Element position data
......

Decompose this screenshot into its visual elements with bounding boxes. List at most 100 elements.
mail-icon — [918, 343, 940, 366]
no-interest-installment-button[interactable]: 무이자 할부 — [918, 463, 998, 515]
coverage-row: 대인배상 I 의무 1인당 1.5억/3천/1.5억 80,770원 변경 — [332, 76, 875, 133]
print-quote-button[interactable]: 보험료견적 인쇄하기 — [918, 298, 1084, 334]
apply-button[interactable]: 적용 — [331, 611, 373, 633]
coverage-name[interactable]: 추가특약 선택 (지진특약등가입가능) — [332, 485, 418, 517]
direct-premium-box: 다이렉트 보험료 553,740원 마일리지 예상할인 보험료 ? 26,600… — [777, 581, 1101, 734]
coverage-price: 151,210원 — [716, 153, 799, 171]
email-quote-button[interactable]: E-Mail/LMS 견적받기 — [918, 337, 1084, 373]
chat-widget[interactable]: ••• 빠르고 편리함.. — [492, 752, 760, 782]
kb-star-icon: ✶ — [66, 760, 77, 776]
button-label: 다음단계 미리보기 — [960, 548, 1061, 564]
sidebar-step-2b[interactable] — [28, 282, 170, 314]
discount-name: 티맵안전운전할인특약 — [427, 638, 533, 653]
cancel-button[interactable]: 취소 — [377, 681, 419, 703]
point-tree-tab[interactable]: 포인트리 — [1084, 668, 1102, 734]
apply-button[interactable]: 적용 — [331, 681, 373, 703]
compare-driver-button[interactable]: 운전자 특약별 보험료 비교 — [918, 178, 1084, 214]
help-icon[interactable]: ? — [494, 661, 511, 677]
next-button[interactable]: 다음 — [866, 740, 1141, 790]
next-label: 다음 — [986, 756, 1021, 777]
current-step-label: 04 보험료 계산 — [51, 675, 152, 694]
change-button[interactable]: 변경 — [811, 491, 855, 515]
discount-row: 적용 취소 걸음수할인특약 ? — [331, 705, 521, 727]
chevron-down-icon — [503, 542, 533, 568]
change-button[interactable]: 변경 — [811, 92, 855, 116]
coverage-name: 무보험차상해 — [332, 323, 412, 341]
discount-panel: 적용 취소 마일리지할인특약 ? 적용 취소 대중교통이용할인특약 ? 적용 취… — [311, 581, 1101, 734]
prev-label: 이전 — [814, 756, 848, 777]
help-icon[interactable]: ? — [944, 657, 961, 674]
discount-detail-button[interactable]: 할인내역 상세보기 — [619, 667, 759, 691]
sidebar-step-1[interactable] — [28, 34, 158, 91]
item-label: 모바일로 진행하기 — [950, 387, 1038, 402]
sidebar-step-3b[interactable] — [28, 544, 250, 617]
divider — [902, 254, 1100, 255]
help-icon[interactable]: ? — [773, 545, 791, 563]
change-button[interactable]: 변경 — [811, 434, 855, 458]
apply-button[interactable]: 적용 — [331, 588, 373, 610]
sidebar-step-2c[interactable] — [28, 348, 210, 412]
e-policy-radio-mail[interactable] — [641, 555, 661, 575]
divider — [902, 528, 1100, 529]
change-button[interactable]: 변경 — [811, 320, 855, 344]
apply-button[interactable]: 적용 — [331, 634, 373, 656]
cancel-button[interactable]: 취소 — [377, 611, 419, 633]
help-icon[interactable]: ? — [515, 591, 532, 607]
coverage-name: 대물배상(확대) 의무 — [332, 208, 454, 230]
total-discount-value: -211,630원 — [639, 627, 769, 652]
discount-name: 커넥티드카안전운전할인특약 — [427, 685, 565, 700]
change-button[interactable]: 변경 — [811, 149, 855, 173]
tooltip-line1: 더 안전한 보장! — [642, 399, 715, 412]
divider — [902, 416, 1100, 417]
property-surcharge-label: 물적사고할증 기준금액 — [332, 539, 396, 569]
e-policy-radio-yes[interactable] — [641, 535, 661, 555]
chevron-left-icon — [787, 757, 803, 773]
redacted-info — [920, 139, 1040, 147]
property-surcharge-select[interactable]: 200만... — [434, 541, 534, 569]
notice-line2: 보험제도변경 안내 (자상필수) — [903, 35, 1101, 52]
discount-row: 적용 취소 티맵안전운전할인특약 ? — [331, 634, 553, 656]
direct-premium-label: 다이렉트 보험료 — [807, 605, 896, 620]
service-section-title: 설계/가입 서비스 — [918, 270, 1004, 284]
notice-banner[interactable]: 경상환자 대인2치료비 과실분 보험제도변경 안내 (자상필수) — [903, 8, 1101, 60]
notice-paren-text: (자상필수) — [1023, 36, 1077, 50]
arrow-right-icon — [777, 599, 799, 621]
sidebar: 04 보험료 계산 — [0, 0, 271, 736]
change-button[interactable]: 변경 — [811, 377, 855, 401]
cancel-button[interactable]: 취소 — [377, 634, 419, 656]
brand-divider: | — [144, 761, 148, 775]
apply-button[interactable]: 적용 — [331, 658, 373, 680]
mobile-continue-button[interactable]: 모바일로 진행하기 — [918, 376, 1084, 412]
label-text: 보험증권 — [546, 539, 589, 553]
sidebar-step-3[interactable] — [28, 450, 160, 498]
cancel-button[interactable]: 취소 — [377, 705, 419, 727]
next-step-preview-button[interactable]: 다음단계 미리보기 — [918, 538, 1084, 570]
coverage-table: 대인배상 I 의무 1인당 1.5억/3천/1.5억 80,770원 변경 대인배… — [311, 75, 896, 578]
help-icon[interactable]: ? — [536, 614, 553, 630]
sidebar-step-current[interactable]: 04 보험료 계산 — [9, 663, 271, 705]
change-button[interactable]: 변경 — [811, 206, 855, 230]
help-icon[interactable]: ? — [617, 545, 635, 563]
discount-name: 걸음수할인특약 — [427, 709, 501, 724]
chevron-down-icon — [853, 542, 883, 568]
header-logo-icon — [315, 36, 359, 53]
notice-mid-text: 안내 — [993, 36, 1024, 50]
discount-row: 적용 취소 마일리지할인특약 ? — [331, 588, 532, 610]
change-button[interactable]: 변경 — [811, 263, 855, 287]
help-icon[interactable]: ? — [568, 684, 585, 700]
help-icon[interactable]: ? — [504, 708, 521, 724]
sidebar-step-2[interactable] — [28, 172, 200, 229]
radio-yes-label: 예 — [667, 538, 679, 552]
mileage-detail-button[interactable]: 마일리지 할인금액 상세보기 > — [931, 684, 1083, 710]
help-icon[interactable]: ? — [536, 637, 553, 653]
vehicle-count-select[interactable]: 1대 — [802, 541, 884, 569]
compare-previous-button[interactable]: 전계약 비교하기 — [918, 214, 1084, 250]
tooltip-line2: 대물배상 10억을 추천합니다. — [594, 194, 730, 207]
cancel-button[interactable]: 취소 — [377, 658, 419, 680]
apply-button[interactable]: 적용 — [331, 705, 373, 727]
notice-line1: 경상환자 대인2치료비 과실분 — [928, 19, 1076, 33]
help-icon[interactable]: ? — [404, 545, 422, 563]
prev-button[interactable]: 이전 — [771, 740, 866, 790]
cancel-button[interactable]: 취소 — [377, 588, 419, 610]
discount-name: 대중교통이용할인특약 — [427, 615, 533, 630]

......

* PROBLEM REQUIREMENTS
How many lines in the records above contain the string "티맵안전운전할인특약"? Reply with the number alone.

* THE OUTPUT
2